Task goal:
Each record below should be repeated precisely as written.

— start of Records for this task —

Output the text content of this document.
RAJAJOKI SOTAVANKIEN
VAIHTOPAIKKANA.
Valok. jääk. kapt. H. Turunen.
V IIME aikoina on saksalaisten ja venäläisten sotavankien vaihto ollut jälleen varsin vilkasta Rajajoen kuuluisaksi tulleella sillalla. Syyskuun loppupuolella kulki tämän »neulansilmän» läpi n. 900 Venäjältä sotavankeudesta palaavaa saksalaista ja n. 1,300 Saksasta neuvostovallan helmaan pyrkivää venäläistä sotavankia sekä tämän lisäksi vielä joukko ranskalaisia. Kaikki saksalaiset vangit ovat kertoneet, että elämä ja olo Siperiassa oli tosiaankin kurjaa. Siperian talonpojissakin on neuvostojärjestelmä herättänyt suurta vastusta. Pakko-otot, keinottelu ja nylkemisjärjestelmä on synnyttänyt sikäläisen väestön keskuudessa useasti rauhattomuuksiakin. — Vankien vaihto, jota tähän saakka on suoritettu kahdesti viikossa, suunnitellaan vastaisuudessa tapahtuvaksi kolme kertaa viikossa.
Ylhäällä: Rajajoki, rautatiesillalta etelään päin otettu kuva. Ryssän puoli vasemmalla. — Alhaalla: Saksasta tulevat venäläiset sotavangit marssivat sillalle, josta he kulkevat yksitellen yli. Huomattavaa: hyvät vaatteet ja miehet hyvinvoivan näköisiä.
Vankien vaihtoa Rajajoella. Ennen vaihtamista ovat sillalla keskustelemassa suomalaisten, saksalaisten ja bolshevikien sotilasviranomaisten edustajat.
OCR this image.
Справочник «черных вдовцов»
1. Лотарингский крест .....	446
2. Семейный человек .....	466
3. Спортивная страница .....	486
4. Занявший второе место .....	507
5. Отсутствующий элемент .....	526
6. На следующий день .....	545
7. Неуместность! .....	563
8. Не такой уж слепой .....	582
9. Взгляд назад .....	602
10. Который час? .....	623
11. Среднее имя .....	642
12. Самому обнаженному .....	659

— end of Records for this task —

Answer in full:
Output the text content of this document.
RAJAJOKI SOTAVANKIEN
VAIHTOPAIKKANA.
Valok. jääk. kapt. H. Turunen.
V IIME aikoina on saksalaisten ja venäläisten sotavankien vaihto ollut jälleen varsin vilkasta Rajajoen kuuluisaksi tulleella sillalla. Syyskuun loppupuolella kulki tämän »neulansilmän» läpi n. 900 Venäjältä sotavankeudesta palaavaa saksalaista ja n. 1,300 Saksasta neuvostovallan helmaan pyrkivää venäläistä sotavankia sekä tämän lisäksi vielä joukko ranskalaisia. Kaikki saksalaiset vangit ovat kertoneet, että elämä ja olo Siperiassa oli tosiaankin kurjaa. Siperian talonpojissakin on neuvostojärjestelmä herättänyt suurta vastusta. Pakko-otot, keinottelu ja nylkemisjärjestelmä on synnyttänyt sikäläisen väestön keskuudessa useasti rauhattomuuksiakin. — Vankien vaihto, jota tähän saakka on suoritettu kahdesti viikossa, suunnitellaan vastaisuudessa tapahtuvaksi kolme kertaa viikossa.
Ylhäällä: Rajajoki, rautatiesillalta etelään päin otettu kuva. Ryssän puoli vasemmalla. — Alhaalla: Saksasta tulevat venäläiset sotavangit marssivat sillalle, josta he kulkevat yksitellen yli. Huomattavaa: hyvät vaatteet ja miehet hyvinvoivan näköisiä.
Vankien vaihtoa Rajajoella. Ennen vaihtamista ovat sillalla keskustelemassa suomalaisten, saksalaisten ja bolshevikien sotilasviranomaisten edustajat.
OCR this image.
Справочник «черных вдовцов»
1. Лотарингский крест .....	446
2. Семейный человек .....	466
3. Спортивная страница .....	486
4. Занявший второе место .....	507
5. Отсутствующий элемент .....	526
6. На следующий день .....	545
7. Неуместность! .....	563
8. Не такой уж слепой .....	582
9. Взгляд назад .....	602
10. Который час? .....	623
11. Среднее имя .....	642
12. Самому обнаженному .....	659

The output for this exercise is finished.